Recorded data
########################################
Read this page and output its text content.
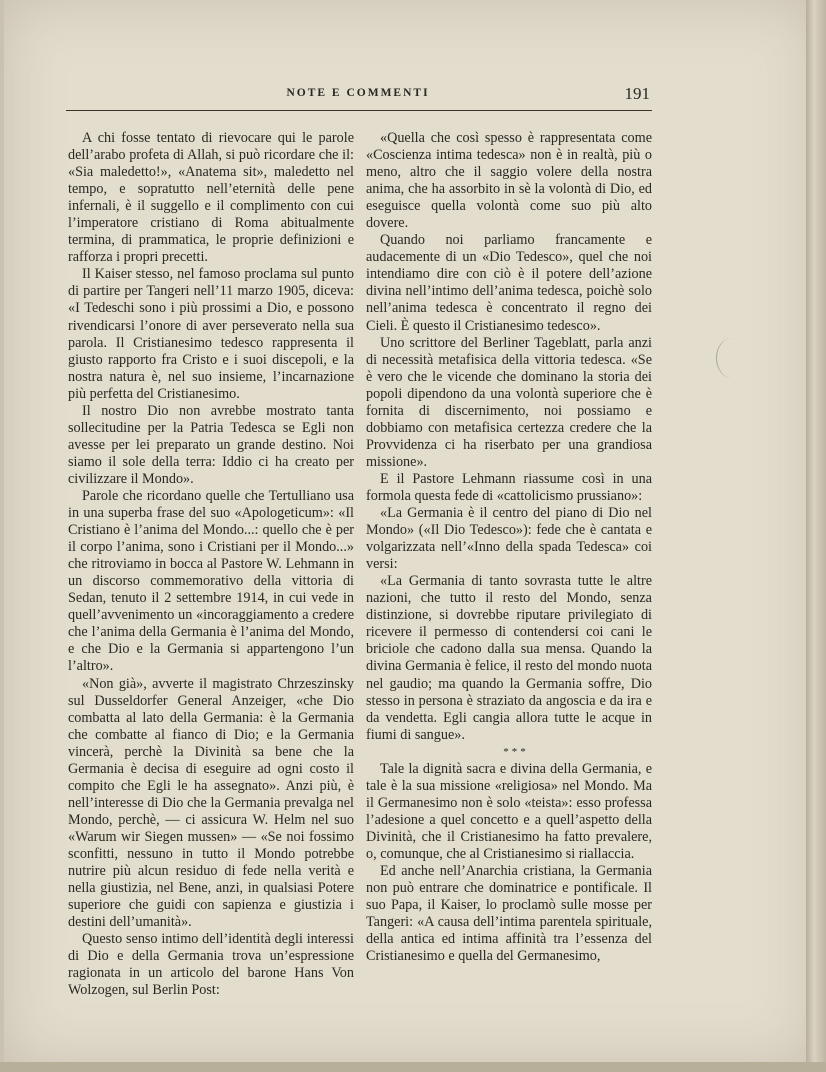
NOTE E COMMENTI	191

A chi fosse tentato di rievocare qui le parole dell’arabo profeta di Allah, si può ricordare che il: «Sia maledetto!», «Anatema sit», maledetto nel tempo, e sopratutto nell’eternità delle pene infernali, è il suggello e il complimento con cui l’imperatore cristiano di Roma abitualmente termina, di prammatica, le proprie definizioni e rafforza i propri precetti.

Il Kaiser stesso, nel famoso proclama sul punto di partire per Tangeri nell’11 marzo 1905, diceva: «I Tedeschi sono i più prossimi a Dio, e possono rivendicarsi l’onore di aver perseverato nella sua parola. Il Cristianesimo tedesco rappresenta il giusto rapporto fra Cristo e i suoi discepoli, e la nostra natura è, nel suo insieme, l’incarnazione più perfetta del Cristianesimo.

Il nostro Dio non avrebbe mostrato tanta sollecitudine per la Patria Tedesca se Egli non avesse per lei preparato un grande destino. Noi siamo il sole della terra: Iddio ci ha creato per civilizzare il Mondo».

Parole che ricordano quelle che Tertulliano usa in una superba frase del suo «Apologeticum»: «Il Cristiano è l’anima del Mondo...: quello che è per il corpo l’anima, sono i Cristiani per il Mondo...» che ritroviamo in bocca al Pastore W. Lehmann in un discorso commemorativo della vittoria di Sedan, tenuto il 2 settembre 1914, in cui vede in quell’avvenimento un «incoraggiamento a credere che l’anima della Germania è l’anima del Mondo, e che Dio e la Germania si appartengono l’un l’altro».

«Non già», avverte il magistrato Chrzeszinsky sul Dusseldorfer General Anzeiger, «che Dio combatta al lato della Germania: è la Germania che combatte al fianco di Dio; e la Germania vincerà, perchè la Divinità sa bene che la Germania è decisa di eseguire ad ogni costo il compito che Egli le ha assegnato». Anzi più, è nell’interesse di Dio che la Germania prevalga nel Mondo, perchè, — ci assicura W. Helm nel suo «Warum wir Siegen mussen» — «Se noi fossimo sconfitti, nessuno in tutto il Mondo potrebbe nutrire più alcun residuo di fede nella verità e nella giustizia, nel Bene, anzi, in qualsiasi Potere superiore che guidi con sapienza e giustizia i destini dell’umanità».

Questo senso intimo dell’identità degli interessi di Dio e della Germania trova un’espressione ragionata in un articolo del barone Hans Von Wolzogen, sul Berlin Post:

«Quella che così spesso è rappresentata come «Coscienza intima tedesca» non è in realtà, più o meno, altro che il saggio volere della nostra anima, che ha assorbito in sè la volontà di Dio, ed eseguisce quella volontà come suo più alto dovere.

Quando noi parliamo francamente e audacemente di un «Dio Tedesco», quel che noi intendiamo dire con ciò è il potere dell’azione divina nell’intimo dell’anima tedesca, poichè solo nell’anima tedesca è concentrato il regno dei Cieli. È questo il Cristianesimo tedesco».

Uno scrittore del Berliner Tageblatt, parla anzi di necessità metafisica della vittoria tedesca. «Se è vero che le vicende che dominano la storia dei popoli dipendono da una volontà superiore che è fornita di discernimento, noi possiamo e dobbiamo con metafisica certezza credere che la Provvidenza ci ha riserbato per una grandiosa missione».

E il Pastore Lehmann riassume così in una formola questa fede di «cattolicismo prussiano»:

«La Germania è il centro del piano di Dio nel Mondo» («Il Dio Tedesco»): fede che è cantata e volgarizzata nell’«Inno della spada Tedesca» coi versi:

«La Germania di tanto sovrasta tutte le altre nazioni, che tutto il resto del Mondo, senza distinzione, si dovrebbe riputare privilegiato di ricevere il permesso di contendersi coi cani le briciole che cadono dalla sua mensa. Quando la divina Germania è felice, il resto del mondo nuota nel gaudio; ma quando la Germania soffre, Dio stesso in persona è straziato da angoscia e da ira e da vendetta. Egli cangia allora tutte le acque in fiumi di sangue».

***

Tale la dignità sacra e divina della Germania, e tale è la sua missione «religiosa» nel Mondo. Ma il Germanesimo non è solo «teista»: esso professa l’adesione a quel concetto e a quell’aspetto della Divinità, che il Cristianesimo ha fatto prevalere, o, comunque, che al Cristianesimo si riallaccia.

Ed anche nell’Anarchia cristiana, la Germania non può entrare che dominatrice e pontificale. Il suo Papa, il Kaiser, lo proclamò sulle mosse per Tangeri: «A causa dell’intima parentela spirituale, della antica ed intima affinità tra l’essenza del Cristianesimo e quella del Germanesimo,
########################################
* PROBLEM STATEMENT *
Omit every picture, and otherwise quote the entries exactly.

* CORRECT ANSWER *
Read this page and output its text content.
NOTE E COMMENTI	191

A chi fosse tentato di rievocare qui le parole dell’arabo profeta di Allah, si può ricordare che il: «Sia maledetto!», «Anatema sit», maledetto nel tempo, e sopratutto nell’eternità delle pene infernali, è il suggello e il complimento con cui l’imperatore cristiano di Roma abitualmente termina, di prammatica, le proprie definizioni e rafforza i propri precetti.

Il Kaiser stesso, nel famoso proclama sul punto di partire per Tangeri nell’11 marzo 1905, diceva: «I Tedeschi sono i più prossimi a Dio, e possono rivendicarsi l’onore di aver perseverato nella sua parola. Il Cristianesimo tedesco rappresenta il giusto rapporto fra Cristo e i suoi discepoli, e la nostra natura è, nel suo insieme, l’incarnazione più perfetta del Cristianesimo.

Il nostro Dio non avrebbe mostrato tanta sollecitudine per la Patria Tedesca se Egli non avesse per lei preparato un grande destino. Noi siamo il sole della terra: Iddio ci ha creato per civilizzare il Mondo».

Parole che ricordano quelle che Tertulliano usa in una superba frase del suo «Apologeticum»: «Il Cristiano è l’anima del Mondo...: quello che è per il corpo l’anima, sono i Cristiani per il Mondo...» che ritroviamo in bocca al Pastore W. Lehmann in un discorso commemorativo della vittoria di Sedan, tenuto il 2 settembre 1914, in cui vede in quell’avvenimento un «incoraggiamento a credere che l’anima della Germania è l’anima del Mondo, e che Dio e la Germania si appartengono l’un l’altro».

«Non già», avverte il magistrato Chrzeszinsky sul Dusseldorfer General Anzeiger, «che Dio combatta al lato della Germania: è la Germania che combatte al fianco di Dio; e la Germania vincerà, perchè la Divinità sa bene che la Germania è decisa di eseguire ad ogni costo il compito che Egli le ha assegnato». Anzi più, è nell’interesse di Dio che la Germania prevalga nel Mondo, perchè, — ci assicura W. Helm nel suo «Warum wir Siegen mussen» — «Se noi fossimo sconfitti, nessuno in tutto il Mondo potrebbe nutrire più alcun residuo di fede nella verità e nella giustizia, nel Bene, anzi, in qualsiasi Potere superiore che guidi con sapienza e giustizia i destini dell’umanità».

Questo senso intimo dell’identità degli interessi di Dio e della Germania trova un’espressione ragionata in un articolo del barone Hans Von Wolzogen, sul Berlin Post:

«Quella che così spesso è rappresentata come «Coscienza intima tedesca» non è in realtà, più o meno, altro che il saggio volere della nostra anima, che ha assorbito in sè la volontà di Dio, ed eseguisce quella volontà come suo più alto dovere.

Quando noi parliamo francamente e audacemente di un «Dio Tedesco», quel che noi intendiamo dire con ciò è il potere dell’azione divina nell’intimo dell’anima tedesca, poichè solo nell’anima tedesca è concentrato il regno dei Cieli. È questo il Cristianesimo tedesco».

Uno scrittore del Berliner Tageblatt, parla anzi di necessità metafisica della vittoria tedesca. «Se è vero che le vicende che dominano la storia dei popoli dipendono da una volontà superiore che è fornita di discernimento, noi possiamo e dobbiamo con metafisica certezza credere che la Provvidenza ci ha riserbato per una grandiosa missione».

E il Pastore Lehmann riassume così in una formola questa fede di «cattolicismo prussiano»:

«La Germania è il centro del piano di Dio nel Mondo» («Il Dio Tedesco»): fede che è cantata e volgarizzata nell’«Inno della spada Tedesca» coi versi:

«La Germania di tanto sovrasta tutte le altre nazioni, che tutto il resto del Mondo, senza distinzione, si dovrebbe riputare privilegiato di ricevere il permesso di contendersi coi cani le briciole che cadono dalla sua mensa. Quando la divina Germania è felice, il resto del mondo nuota nel gaudio; ma quando la Germania soffre, Dio stesso in persona è straziato da angoscia e da ira e da vendetta. Egli cangia allora tutte le acque in fiumi di sangue».

***

Tale la dignità sacra e divina della Germania, e tale è la sua missione «religiosa» nel Mondo. Ma il Germanesimo non è solo «teista»: esso professa l’adesione a quel concetto e a quell’aspetto della Divinità, che il Cristianesimo ha fatto prevalere, o, comunque, che al Cristianesimo si riallaccia.

Ed anche nell’Anarchia cristiana, la Germania non può entrare che dominatrice e pontificale. Il suo Papa, il Kaiser, lo proclamò sulle mosse per Tangeri: «A causa dell’intima parentela spirituale, della antica ed intima affinità tra l’essenza del Cristianesimo e quella del Germanesimo,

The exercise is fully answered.